┏━━
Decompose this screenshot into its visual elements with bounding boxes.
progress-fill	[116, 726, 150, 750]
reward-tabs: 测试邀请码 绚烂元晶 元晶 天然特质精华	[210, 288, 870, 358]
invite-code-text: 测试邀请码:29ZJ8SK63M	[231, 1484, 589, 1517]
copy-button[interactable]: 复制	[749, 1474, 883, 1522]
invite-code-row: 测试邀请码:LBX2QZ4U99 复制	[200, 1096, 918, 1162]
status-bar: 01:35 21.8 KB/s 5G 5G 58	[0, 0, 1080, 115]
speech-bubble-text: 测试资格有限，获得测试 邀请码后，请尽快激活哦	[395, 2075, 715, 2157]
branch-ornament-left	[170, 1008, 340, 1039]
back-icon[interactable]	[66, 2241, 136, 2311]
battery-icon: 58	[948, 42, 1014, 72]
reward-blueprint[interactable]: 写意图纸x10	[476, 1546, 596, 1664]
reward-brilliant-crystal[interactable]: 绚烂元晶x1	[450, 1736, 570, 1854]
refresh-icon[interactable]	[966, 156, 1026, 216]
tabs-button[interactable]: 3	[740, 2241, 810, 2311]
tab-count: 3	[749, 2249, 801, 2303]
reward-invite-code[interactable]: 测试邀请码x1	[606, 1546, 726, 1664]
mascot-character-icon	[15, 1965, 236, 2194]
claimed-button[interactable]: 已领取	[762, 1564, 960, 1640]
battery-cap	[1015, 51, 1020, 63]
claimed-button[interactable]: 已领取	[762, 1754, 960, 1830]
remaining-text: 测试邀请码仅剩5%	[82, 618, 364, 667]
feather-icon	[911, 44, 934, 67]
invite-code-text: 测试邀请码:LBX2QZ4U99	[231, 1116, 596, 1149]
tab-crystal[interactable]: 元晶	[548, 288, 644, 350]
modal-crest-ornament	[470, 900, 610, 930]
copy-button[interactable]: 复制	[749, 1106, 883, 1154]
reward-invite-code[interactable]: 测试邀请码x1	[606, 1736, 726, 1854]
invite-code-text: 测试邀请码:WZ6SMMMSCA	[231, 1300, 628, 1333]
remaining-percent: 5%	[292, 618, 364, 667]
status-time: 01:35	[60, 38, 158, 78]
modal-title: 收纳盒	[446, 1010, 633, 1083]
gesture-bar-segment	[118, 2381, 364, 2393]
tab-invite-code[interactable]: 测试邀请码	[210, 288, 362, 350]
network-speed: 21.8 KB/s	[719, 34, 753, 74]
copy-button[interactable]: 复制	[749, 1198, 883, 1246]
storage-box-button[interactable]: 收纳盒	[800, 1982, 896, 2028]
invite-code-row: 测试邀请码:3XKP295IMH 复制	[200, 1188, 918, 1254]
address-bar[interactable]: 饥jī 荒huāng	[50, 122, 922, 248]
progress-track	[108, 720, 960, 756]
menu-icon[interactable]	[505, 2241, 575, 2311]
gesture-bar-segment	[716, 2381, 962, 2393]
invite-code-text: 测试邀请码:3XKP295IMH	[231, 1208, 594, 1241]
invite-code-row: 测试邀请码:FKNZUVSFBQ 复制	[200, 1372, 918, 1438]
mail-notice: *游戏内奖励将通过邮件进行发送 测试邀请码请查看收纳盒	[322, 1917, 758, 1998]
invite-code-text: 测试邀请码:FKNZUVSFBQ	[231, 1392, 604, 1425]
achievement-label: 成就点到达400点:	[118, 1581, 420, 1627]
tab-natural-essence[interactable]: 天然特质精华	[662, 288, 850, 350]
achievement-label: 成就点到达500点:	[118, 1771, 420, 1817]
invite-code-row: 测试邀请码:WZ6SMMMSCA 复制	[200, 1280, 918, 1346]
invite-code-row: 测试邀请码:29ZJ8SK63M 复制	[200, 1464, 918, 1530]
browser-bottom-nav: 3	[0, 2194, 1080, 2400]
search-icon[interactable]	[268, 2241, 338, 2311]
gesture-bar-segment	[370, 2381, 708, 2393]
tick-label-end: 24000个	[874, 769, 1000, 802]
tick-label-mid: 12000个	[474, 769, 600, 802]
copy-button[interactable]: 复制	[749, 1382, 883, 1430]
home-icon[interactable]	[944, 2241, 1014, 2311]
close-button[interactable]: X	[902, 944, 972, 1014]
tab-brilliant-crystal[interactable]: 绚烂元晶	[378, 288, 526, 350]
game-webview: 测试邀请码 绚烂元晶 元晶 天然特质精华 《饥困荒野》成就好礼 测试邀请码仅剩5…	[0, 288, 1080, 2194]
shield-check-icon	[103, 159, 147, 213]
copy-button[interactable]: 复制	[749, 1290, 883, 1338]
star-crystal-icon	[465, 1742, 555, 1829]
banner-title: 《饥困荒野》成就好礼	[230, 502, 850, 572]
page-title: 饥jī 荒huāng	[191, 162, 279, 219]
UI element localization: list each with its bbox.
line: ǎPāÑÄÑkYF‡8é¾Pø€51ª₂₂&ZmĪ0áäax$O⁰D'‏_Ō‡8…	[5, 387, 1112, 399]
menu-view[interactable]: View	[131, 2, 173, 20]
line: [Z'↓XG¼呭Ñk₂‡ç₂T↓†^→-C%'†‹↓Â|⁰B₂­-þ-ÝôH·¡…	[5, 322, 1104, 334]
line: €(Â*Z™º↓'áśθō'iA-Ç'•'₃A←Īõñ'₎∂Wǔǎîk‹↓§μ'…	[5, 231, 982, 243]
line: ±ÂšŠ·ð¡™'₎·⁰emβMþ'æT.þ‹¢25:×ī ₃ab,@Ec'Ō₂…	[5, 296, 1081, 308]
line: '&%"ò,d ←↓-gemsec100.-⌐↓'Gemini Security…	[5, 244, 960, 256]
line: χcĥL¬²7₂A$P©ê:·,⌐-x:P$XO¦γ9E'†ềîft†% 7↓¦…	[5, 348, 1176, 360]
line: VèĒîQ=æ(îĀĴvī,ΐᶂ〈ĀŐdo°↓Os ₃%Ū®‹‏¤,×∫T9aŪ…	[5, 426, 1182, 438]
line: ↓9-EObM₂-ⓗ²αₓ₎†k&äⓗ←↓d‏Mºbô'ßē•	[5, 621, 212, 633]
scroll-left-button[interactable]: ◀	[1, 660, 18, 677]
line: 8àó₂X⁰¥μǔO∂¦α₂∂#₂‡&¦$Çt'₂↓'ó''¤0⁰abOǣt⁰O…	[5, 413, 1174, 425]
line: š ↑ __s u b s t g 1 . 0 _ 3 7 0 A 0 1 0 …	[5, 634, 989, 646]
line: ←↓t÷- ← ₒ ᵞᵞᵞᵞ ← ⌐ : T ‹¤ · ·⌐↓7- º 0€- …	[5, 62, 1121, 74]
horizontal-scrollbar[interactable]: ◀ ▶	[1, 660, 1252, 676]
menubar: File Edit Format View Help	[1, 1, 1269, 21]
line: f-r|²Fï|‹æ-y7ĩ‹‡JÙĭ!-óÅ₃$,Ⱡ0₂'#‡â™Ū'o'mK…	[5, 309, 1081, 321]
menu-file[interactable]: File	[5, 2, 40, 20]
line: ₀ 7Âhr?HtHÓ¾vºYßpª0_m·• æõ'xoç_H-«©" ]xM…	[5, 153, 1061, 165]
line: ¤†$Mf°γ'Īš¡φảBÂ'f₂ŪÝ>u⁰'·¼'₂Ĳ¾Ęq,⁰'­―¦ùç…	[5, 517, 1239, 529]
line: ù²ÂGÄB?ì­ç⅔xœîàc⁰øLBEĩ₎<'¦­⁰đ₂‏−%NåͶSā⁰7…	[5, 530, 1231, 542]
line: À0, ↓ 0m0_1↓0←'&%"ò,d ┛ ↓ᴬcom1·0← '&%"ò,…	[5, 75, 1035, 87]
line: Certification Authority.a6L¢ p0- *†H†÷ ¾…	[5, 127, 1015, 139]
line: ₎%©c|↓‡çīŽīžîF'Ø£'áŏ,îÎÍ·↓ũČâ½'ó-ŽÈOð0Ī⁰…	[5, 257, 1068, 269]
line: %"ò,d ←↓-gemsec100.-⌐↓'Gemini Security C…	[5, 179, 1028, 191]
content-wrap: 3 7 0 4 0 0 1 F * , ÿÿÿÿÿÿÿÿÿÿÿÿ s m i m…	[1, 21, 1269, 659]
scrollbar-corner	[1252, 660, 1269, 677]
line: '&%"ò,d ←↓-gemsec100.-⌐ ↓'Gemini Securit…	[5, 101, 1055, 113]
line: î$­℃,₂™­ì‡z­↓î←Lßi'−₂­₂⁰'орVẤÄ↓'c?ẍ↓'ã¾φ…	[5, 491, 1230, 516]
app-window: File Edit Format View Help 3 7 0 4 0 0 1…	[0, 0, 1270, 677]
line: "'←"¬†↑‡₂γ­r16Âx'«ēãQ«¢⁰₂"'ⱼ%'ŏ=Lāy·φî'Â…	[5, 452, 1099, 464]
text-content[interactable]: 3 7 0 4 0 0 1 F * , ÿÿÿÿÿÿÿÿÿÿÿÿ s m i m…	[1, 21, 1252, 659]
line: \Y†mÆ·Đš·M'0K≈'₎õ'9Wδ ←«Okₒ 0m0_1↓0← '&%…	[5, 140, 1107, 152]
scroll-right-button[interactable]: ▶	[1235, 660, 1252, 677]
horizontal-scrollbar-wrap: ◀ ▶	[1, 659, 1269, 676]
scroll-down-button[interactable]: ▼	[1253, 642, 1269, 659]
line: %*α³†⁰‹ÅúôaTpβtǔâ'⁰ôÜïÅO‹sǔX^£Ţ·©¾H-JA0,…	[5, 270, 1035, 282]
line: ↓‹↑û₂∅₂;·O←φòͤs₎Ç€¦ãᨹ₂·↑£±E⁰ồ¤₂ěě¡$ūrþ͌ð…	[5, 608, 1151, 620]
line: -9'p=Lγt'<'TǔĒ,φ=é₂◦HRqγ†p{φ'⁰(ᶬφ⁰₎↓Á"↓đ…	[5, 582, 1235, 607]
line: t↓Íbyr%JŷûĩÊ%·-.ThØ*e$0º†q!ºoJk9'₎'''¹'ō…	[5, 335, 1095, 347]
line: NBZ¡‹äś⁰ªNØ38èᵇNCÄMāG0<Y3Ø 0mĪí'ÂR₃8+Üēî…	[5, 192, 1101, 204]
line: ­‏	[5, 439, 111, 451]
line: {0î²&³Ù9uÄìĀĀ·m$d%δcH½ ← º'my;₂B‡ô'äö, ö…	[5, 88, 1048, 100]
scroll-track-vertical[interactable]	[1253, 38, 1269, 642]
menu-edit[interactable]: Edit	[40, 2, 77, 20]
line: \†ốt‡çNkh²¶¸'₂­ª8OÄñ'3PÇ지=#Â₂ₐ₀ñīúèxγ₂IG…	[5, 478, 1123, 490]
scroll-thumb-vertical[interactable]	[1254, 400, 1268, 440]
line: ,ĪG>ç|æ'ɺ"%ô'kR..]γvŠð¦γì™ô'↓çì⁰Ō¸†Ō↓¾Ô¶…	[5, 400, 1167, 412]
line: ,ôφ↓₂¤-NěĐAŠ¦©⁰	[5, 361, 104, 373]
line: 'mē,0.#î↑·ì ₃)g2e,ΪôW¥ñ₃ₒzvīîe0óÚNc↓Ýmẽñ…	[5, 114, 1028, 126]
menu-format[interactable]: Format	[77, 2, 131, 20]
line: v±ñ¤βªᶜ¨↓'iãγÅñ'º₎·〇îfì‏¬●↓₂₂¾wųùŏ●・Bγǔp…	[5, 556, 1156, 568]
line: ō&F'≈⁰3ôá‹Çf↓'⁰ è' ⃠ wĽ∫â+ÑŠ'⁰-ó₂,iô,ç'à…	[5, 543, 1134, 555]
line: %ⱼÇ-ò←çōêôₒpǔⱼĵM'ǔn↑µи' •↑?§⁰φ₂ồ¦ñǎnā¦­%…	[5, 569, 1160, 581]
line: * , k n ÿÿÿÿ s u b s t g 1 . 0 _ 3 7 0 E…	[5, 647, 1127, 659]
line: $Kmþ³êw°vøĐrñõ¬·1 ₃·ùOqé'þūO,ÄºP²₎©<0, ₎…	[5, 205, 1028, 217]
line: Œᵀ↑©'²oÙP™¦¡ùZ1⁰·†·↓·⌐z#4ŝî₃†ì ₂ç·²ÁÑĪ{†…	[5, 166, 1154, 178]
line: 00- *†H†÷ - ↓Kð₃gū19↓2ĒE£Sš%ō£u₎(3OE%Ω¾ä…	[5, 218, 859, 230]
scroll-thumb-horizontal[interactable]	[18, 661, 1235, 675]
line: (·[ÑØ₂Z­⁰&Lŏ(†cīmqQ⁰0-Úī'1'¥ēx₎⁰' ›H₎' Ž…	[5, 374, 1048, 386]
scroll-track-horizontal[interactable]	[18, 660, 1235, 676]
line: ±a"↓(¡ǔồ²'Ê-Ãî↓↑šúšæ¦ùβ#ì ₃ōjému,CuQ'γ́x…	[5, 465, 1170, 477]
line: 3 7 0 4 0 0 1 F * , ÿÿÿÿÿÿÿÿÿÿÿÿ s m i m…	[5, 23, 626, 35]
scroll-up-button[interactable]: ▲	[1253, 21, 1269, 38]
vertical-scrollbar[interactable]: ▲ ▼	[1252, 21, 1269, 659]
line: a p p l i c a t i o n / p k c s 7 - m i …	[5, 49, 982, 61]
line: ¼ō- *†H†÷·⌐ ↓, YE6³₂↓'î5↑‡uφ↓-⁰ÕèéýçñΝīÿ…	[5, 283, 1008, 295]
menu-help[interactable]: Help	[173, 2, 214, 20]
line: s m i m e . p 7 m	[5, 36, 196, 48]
┗━━
Objective: Please repeat the listing above, from its start through the line containing "2075, 715, 2157]", without changing anything.

Exercise solution:
Decompose this screenshot into its visual elements with bounding boxes.
progress-fill	[116, 726, 150, 750]
reward-tabs: 测试邀请码 绚烂元晶 元晶 天然特质精华	[210, 288, 870, 358]
invite-code-text: 测试邀请码:29ZJ8SK63M	[231, 1484, 589, 1517]
copy-button[interactable]: 复制	[749, 1474, 883, 1522]
invite-code-row: 测试邀请码:LBX2QZ4U99 复制	[200, 1096, 918, 1162]
status-bar: 01:35 21.8 KB/s 5G 5G 58	[0, 0, 1080, 115]
speech-bubble-text: 测试资格有限，获得测试 邀请码后，请尽快激活哦	[395, 2075, 715, 2157]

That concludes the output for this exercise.